* **Required actions**
a: In the passage about Orff, what does he develop after declining the offers to adapt the Orpheus myth?
b: Please say whether each statement agrees with the passage about Orff, answering yes or no and quoting the deciding words: (i) Orff accepts an offer to adapt the Orpheus myth into a film. (ii) The book was a big seller. (iii) The Kraken tells Orff that Medusa is the only woman to whom he can be truly faithful.

* **Provided passage**
================
On Orff's return to London, his new girlfriend breaks up with him. Orff turns down lucrative offers of work adapting the Orpheus myth into a tacky cartoon strip and a pretentious film, and instead develops his own original science fiction comic strip. The Orpheus hallucinations come to an end and the slim memoir of this strange story effectively becomes the third novel he has been trying to write.

==Interpretation==

The novel's title is on one level a reference to Orff's preference for sitting up late at night listening to female classical singers on shortwave radio. During one of Orff's "conversations" with The Kraken, it tells him that Medusa is the only woman, or female archetype, to whom he can be truly faithful.

==Reception==

Although never a big seller, the book was well received critically, with The Listener commenting: "in the course of this tour through the imaginative outback of Mr. Hoban's mind, we are treated to brilliant flashes of mordant humour, not to mention splendidly baroque evocations of present day London" while The New York Times remarked "There's a sense of wonder in these passages...a love of fantasy and myth-making, an interest in language and puns, and a concern with philosophic speculation and the pyrotechnics of storytelling."
================
* **Given data**
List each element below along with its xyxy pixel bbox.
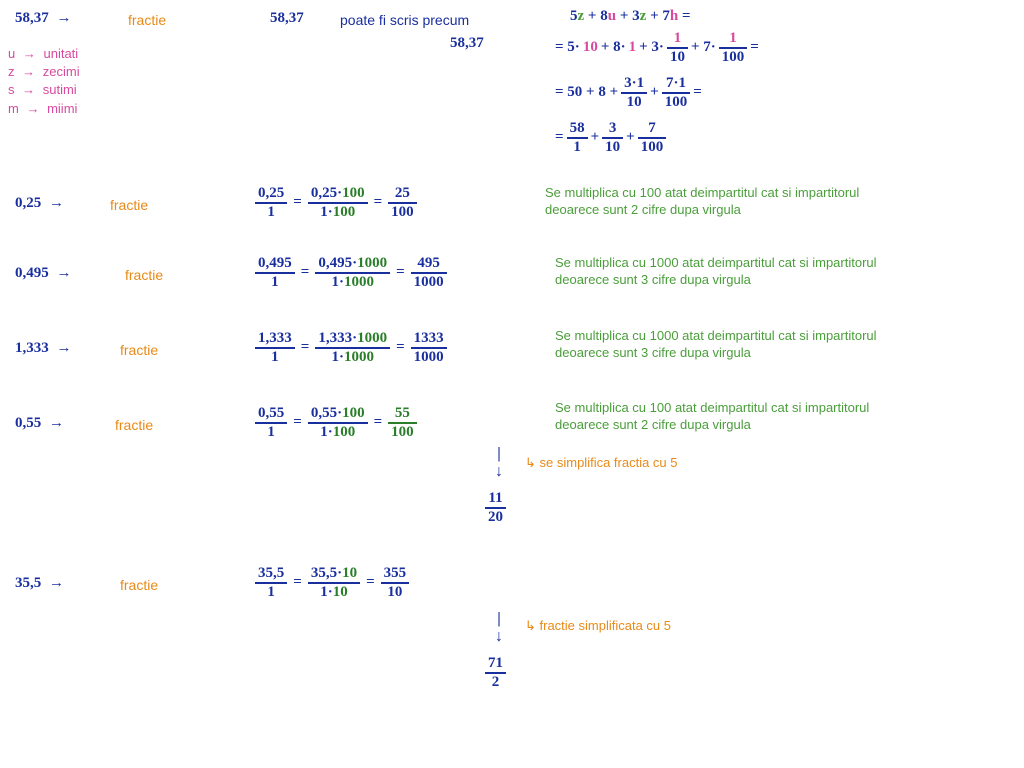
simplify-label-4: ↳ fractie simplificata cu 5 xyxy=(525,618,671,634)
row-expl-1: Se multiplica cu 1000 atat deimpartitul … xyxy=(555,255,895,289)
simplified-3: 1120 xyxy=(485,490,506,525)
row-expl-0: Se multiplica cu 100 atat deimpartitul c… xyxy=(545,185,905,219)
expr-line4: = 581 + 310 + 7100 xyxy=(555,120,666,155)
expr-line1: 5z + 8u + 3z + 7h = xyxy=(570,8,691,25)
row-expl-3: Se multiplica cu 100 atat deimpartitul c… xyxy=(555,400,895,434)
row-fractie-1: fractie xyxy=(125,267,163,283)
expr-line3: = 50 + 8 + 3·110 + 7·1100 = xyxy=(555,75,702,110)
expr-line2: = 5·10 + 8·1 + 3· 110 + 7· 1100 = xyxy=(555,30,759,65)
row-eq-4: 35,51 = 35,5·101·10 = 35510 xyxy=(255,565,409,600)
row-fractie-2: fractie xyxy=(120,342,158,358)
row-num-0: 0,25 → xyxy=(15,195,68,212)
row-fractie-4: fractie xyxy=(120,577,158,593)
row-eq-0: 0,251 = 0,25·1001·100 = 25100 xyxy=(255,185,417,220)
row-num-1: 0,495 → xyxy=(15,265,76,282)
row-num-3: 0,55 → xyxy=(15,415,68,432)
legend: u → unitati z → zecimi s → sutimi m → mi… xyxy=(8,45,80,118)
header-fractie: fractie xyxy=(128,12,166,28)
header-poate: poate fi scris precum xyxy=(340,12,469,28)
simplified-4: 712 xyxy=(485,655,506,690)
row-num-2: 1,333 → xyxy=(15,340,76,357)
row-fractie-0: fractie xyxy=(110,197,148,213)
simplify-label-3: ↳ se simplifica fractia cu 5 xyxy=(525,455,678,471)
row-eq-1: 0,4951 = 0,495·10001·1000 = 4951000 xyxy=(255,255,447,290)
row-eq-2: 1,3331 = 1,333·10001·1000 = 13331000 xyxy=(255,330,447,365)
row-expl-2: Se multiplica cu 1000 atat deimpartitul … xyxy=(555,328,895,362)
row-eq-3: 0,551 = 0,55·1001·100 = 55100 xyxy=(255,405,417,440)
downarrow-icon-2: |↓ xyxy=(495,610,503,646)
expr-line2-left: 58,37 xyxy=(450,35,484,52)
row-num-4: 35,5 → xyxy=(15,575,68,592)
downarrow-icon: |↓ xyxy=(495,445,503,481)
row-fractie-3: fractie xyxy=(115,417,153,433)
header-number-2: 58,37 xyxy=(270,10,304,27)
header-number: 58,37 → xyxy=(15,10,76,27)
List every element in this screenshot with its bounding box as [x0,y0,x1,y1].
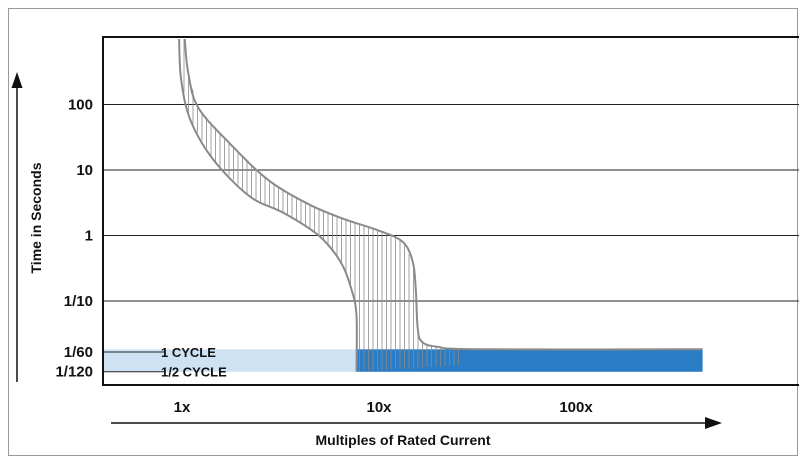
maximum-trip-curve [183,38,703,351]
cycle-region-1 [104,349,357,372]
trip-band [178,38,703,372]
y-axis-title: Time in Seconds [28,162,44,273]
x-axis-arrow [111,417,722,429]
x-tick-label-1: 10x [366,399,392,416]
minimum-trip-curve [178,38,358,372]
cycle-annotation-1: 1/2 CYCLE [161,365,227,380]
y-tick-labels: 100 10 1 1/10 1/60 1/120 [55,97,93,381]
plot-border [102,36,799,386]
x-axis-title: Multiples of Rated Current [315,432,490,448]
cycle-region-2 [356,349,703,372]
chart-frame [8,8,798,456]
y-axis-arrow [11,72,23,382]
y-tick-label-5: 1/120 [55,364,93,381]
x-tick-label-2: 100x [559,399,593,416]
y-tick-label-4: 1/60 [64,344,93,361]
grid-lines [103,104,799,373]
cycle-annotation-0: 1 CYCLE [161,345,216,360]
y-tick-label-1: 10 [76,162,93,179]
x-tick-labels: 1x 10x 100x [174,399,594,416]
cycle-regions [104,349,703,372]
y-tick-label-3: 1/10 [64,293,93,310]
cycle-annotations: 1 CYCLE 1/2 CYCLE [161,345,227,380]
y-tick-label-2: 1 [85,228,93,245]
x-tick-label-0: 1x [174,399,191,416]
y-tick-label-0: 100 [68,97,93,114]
================
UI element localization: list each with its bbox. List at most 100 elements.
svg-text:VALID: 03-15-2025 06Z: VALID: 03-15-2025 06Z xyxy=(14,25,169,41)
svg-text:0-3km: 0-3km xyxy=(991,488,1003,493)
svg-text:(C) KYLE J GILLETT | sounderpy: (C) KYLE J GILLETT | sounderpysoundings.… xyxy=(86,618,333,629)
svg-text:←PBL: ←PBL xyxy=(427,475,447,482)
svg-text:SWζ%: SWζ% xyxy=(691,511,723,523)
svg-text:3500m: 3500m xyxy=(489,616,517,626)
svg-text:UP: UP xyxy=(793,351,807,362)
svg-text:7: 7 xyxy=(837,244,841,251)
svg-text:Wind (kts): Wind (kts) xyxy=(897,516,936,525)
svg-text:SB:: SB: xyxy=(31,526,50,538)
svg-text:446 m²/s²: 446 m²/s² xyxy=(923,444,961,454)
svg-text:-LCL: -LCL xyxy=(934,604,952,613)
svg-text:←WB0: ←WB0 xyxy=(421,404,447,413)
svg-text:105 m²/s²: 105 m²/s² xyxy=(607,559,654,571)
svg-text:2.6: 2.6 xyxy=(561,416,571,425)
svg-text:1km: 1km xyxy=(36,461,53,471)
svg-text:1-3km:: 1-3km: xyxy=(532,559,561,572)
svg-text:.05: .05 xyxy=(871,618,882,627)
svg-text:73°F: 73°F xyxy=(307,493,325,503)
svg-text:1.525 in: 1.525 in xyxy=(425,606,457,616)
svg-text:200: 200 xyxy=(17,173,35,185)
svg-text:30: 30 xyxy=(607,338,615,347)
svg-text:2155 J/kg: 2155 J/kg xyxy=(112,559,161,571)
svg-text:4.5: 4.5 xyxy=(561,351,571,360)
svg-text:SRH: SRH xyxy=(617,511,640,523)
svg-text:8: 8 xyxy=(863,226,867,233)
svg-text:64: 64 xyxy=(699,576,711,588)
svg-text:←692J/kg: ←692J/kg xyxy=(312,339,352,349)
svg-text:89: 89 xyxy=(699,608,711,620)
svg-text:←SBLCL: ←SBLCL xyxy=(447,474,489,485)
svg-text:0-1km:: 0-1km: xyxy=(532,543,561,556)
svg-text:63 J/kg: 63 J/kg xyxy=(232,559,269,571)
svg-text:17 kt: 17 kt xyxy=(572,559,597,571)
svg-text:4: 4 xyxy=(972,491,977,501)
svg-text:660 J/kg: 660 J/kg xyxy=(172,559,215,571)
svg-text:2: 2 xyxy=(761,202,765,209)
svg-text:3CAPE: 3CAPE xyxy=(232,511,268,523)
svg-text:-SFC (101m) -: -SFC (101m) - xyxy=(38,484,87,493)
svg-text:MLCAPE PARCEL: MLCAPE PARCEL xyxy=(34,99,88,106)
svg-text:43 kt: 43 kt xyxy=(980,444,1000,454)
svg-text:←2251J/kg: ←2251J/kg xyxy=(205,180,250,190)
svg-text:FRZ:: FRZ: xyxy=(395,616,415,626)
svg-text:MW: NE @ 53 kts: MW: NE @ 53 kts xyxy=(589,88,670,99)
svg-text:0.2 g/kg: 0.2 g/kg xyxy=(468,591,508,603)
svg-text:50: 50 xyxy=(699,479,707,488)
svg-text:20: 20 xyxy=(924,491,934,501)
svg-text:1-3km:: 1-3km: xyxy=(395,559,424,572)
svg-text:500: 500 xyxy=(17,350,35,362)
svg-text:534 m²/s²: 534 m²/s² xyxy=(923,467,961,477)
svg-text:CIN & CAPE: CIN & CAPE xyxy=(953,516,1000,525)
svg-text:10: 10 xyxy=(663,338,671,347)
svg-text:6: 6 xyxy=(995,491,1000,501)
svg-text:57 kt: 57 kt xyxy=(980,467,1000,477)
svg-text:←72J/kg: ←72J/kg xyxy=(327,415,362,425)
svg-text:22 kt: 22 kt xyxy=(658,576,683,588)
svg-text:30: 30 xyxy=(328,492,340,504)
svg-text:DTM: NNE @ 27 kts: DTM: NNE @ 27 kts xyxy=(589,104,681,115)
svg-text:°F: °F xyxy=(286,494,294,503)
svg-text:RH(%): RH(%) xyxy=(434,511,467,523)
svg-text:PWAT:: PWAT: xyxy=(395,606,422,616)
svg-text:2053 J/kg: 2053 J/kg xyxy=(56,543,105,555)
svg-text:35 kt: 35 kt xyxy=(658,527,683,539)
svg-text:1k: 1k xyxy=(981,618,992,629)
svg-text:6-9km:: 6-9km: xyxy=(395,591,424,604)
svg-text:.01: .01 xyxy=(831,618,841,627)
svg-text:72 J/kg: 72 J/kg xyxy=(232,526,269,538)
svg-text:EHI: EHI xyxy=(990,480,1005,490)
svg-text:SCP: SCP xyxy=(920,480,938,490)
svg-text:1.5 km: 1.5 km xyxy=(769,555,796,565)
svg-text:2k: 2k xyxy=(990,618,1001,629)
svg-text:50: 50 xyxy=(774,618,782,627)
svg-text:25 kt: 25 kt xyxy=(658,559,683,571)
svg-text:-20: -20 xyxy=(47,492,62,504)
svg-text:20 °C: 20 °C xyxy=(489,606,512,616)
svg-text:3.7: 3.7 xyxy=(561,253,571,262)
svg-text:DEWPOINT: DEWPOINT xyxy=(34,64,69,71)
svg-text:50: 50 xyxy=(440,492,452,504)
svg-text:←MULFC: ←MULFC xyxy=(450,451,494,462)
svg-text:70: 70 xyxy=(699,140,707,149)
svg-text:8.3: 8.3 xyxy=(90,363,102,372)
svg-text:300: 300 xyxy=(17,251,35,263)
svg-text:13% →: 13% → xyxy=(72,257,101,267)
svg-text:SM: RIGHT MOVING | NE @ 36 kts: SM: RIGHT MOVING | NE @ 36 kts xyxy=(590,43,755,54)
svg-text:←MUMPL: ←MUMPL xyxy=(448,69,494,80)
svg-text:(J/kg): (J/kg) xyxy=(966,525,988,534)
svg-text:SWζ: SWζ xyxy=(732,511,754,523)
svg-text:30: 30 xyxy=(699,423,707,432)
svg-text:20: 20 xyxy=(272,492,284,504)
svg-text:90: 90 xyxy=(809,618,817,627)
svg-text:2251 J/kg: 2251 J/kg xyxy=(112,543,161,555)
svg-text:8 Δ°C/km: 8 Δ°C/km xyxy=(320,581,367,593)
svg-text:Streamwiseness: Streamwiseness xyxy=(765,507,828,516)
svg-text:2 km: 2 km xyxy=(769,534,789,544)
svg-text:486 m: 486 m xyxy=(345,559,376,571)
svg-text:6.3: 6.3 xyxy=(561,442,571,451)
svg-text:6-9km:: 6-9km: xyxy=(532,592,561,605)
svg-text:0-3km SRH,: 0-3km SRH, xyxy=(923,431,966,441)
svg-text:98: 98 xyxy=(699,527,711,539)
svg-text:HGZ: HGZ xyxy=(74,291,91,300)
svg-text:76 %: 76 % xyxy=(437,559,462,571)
================
* **Final results**
a: His own original science fiction comic strip.

b:
(i) No: "Orff turns down lucrative offers of work adapting the Orpheus myth into a tacky cartoon strip and a pretentious film"
(ii) No: "Although never a big seller"
(iii) Yes: "it tells him that Medusa is the only woman, or female archetype, to whom he can be truly faithful"